Restate the records below word for word.

Start Data supplied

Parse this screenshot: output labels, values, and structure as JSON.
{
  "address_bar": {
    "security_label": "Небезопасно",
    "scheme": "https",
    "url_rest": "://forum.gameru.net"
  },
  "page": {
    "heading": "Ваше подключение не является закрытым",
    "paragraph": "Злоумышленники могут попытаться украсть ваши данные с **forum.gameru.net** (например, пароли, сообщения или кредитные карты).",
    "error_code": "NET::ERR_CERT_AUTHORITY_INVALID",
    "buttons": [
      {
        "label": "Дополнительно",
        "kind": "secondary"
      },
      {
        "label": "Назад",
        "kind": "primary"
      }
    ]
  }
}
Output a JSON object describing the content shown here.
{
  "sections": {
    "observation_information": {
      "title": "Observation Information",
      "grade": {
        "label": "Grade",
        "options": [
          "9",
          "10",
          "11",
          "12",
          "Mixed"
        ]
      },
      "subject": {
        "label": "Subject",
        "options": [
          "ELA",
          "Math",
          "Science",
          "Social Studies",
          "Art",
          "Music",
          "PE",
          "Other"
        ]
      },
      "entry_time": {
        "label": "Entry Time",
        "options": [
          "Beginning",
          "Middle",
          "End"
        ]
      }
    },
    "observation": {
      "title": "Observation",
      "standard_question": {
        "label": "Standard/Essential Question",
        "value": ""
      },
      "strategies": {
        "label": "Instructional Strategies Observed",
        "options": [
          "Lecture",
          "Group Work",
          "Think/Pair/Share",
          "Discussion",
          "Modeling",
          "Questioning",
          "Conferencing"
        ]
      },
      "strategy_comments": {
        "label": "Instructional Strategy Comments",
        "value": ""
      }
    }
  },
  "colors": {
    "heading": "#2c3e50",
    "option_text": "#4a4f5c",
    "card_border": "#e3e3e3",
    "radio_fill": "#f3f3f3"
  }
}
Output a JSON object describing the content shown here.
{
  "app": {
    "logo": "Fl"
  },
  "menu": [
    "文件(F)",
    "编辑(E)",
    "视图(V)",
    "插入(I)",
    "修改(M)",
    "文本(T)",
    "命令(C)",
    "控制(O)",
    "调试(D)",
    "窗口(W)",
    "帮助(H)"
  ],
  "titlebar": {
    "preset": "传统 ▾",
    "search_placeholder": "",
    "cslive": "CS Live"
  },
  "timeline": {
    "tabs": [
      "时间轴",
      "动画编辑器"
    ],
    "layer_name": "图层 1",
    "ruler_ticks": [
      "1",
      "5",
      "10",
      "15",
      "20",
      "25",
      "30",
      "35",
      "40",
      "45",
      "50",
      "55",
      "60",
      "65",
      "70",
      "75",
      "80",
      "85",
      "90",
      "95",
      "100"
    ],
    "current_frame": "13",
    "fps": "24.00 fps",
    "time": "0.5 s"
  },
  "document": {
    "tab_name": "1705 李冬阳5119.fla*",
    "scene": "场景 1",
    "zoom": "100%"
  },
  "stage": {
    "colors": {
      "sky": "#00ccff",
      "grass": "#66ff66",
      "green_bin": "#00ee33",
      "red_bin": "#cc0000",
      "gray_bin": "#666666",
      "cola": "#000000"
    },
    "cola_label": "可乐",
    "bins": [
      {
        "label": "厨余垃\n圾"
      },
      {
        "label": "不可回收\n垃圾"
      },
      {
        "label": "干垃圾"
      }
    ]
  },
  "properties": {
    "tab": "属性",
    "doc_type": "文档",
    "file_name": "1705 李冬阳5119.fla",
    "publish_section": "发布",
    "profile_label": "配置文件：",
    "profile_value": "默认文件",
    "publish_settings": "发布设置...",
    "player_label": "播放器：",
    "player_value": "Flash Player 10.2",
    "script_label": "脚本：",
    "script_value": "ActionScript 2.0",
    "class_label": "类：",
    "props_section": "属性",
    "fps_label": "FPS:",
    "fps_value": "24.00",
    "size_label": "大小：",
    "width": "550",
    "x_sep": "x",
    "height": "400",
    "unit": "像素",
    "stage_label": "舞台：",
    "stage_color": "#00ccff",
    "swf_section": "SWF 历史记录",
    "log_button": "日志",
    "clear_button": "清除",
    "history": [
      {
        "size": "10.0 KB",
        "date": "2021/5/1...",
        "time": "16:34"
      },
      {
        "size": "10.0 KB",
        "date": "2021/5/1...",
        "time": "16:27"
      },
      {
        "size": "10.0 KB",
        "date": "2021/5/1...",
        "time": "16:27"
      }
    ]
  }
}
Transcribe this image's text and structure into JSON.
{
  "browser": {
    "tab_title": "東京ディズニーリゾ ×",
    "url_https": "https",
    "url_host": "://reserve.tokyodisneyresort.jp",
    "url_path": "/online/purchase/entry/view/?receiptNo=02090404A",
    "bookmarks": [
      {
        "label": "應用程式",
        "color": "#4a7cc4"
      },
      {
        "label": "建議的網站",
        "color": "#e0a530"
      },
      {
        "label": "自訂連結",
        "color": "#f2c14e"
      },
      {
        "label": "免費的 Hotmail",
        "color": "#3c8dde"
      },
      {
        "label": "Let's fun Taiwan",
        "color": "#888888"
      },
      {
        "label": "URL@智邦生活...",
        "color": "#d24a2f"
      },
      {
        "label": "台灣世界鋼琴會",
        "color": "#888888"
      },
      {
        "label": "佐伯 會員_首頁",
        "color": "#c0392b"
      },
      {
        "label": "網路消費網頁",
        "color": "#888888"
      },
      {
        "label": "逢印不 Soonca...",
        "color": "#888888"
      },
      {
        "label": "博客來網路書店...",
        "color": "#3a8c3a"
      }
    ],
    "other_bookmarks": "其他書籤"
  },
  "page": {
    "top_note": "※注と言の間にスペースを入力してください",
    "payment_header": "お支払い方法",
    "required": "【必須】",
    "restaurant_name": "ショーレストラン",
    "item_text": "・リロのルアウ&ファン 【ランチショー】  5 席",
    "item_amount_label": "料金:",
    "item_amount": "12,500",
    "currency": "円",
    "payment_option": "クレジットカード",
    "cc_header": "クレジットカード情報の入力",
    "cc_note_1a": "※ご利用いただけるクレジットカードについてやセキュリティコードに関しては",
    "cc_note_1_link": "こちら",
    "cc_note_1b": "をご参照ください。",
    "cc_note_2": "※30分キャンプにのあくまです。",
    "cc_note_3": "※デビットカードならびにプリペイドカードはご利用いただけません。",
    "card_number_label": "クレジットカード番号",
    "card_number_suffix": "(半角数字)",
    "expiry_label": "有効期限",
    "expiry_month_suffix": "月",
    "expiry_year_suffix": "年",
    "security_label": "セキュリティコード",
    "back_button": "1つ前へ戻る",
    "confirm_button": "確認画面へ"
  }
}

End Data supplied

Written reply
Parse this screenshot: output labels, values, and structure as JSON.
{
  "address_bar": {
    "security_label": "Небезопасно",
    "scheme": "https",
    "url_rest": "://forum.gameru.net"
  },
  "page": {
    "heading": "Ваше подключение не является закрытым",
    "paragraph": "Злоумышленники могут попытаться украсть ваши данные с **forum.gameru.net** (например, пароли, сообщения или кредитные карты).",
    "error_code": "NET::ERR_CERT_AUTHORITY_INVALID",
    "buttons": [
      {
        "label": "Дополнительно",
        "kind": "secondary"
      },
      {
        "label": "Назад",
        "kind": "primary"
      }
    ]
  }
}
Output a JSON object describing the content shown here.
{
  "sections": {
    "observation_information": {
      "title": "Observation Information",
      "grade": {
        "label": "Grade",
        "options": [
          "9",
          "10",
          "11",
          "12",
          "Mixed"
        ]
      },
      "subject": {
        "label": "Subject",
        "options": [
          "ELA",
          "Math",
          "Science",
          "Social Studies",
          "Art",
          "Music",
          "PE",
          "Other"
        ]
      },
      "entry_time": {
        "label": "Entry Time",
        "options": [
          "Beginning",
          "Middle",
          "End"
        ]
      }
    },
    "observation": {
      "title": "Observation",
      "standard_question": {
        "label": "Standard/Essential Question",
        "value": ""
      },
      "strategies": {
        "label": "Instructional Strategies Observed",
        "options": [
          "Lecture",
          "Group Work",
          "Think/Pair/Share",
          "Discussion",
          "Modeling",
          "Questioning",
          "Conferencing"
        ]
      },
      "strategy_comments": {
        "label": "Instructional Strategy Comments",
        "value": ""
      }
    }
  },
  "colors": {
    "heading": "#2c3e50",
    "option_text": "#4a4f5c",
    "card_border": "#e3e3e3",
    "radio_fill": "#f3f3f3"
  }
}
Output a JSON object describing the content shown here.
{
  "app": {
    "logo": "Fl"
  },
  "menu": [
    "文件(F)",
    "编辑(E)",
    "视图(V)",
    "插入(I)",
    "修改(M)",
    "文本(T)",
    "命令(C)",
    "控制(O)",
    "调试(D)",
    "窗口(W)",
    "帮助(H)"
  ],
  "titlebar": {
    "preset": "传统 ▾",
    "search_placeholder": "",
    "cslive": "CS Live"
  },
  "timeline": {
    "tabs": [
      "时间轴",
      "动画编辑器"
    ],
    "layer_name": "图层 1",
    "ruler_ticks": [
      "1",
      "5",
      "10",
      "15",
      "20",
      "25",
      "30",
      "35",
      "40",
      "45",
      "50",
      "55",
      "60",
      "65",
      "70",
      "75",
      "80",
      "85",
      "90",
      "95",
      "100"
    ],
    "current_frame": "13",
    "fps": "24.00 fps",
    "time": "0.5 s"
  },
  "document": {
    "tab_name": "1705 李冬阳5119.fla*",
    "scene": "场景 1",
    "zoom": "100%"
  },
  "stage": {
    "colors": {
      "sky": "#00ccff",
      "grass": "#66ff66",
      "green_bin": "#00ee33",
      "red_bin": "#cc0000",
      "gray_bin": "#666666",
      "cola": "#000000"
    },
    "cola_label": "可乐",
    "bins": [
      {
        "label": "厨余垃\n圾"
      },
      {
        "label": "不可回收\n垃圾"
      },
      {
        "label": "干垃圾"
      }
    ]
  },
  "properties": {
    "tab": "属性",
    "doc_type": "文档",
    "file_name": "1705 李冬阳5119.fla",
    "publish_section": "发布",
    "profile_label": "配置文件：",
    "profile_value": "默认文件",
    "publish_settings": "发布设置...",
    "player_label": "播放器：",
    "player_value": "Flash Player 10.2",
    "script_label": "脚本：",
    "script_value": "ActionScript 2.0",
    "class_label": "类：",
    "props_section": "属性",
    "fps_label": "FPS:",
    "fps_value": "24.00",
    "size_label": "大小：",
    "width": "550",
    "x_sep": "x",
    "height": "400",
    "unit": "像素",
    "stage_label": "舞台：",
    "stage_color": "#00ccff",
    "swf_section": "SWF 历史记录",
    "log_button": "日志",
    "clear_button": "清除",
    "history": [
      {
        "size": "10.0 KB",
        "date": "2021/5/1...",
        "time": "16:34"
      },
      {
        "size": "10.0 KB",
        "date": "2021/5/1...",
        "time": "16:27"
      },
      {
        "size": "10.0 KB",
        "date": "2021/5/1...",
        "time": "16:27"
      }
    ]
  }
}
Transcribe this image's text and structure into JSON.
{
  "browser": {
    "tab_title": "東京ディズニーリゾ ×",
    "url_https": "https",
    "url_host": "://reserve.tokyodisneyresort.jp",
    "url_path": "/online/purchase/entry/view/?receiptNo=02090404A",
    "bookmarks": [
      {
        "label": "應用程式",
        "color": "#4a7cc4"
      },
      {
        "label": "建議的網站",
        "color": "#e0a530"
      },
      {
        "label": "自訂連結",
        "color": "#f2c14e"
      },
      {
        "label": "免費的 Hotmail",
        "color": "#3c8dde"
      },
      {
        "label": "Let's fun Taiwan",
        "color": "#888888"
      },
      {
        "label": "URL@智邦生活...",
        "color": "#d24a2f"
      },
      {
        "label": "台灣世界鋼琴會",
        "color": "#888888"
      },
      {
        "label": "佐伯 會員_首頁",
        "color": "#c0392b"
      },
      {
        "label": "網路消費網頁",
        "color": "#888888"
      },
      {
        "label": "逢印不 Soonca...",
        "color": "#888888"
      },
      {
        "label": "博客來網路書店...",
        "color": "#3a8c3a"
      }
    ],
    "other_bookmarks": "其他書籤"
  },
  "page": {
    "top_note": "※注と言の間にスペースを入力してください",
    "payment_header": "お支払い方法",
    "required": "【必須】",
    "restaurant_name": "ショーレストラン",
    "item_text": "・リロのルアウ&ファン 【ランチショー】  5 席",
    "item_amount_label": "料金:",
    "item_amount": "12,500",
    "currency": "円",
    "payment_option": "クレジットカード",
    "cc_header": "クレジットカード情報の入力",
    "cc_note_1a": "※ご利用いただけるクレジットカードについてやセキュリティコードに関しては",
    "cc_note_1_link": "こちら",
    "cc_note_1b": "をご参照ください。",
    "cc_note_2": "※30分キャンプにのあくまです。",
    "cc_note_3": "※デビットカードならびにプリペイドカードはご利用いただけません。",
    "card_number_label": "クレジットカード番号",
    "card_number_suffix": "(半角数字)",
    "expiry_label": "有効期限",
    "expiry_month_suffix": "月",
    "expiry_year_suffix": "年",
    "security_label": "セキュリティコード",
    "back_button": "1つ前へ戻る",
    "confirm_button": "確認画面へ"
  }
}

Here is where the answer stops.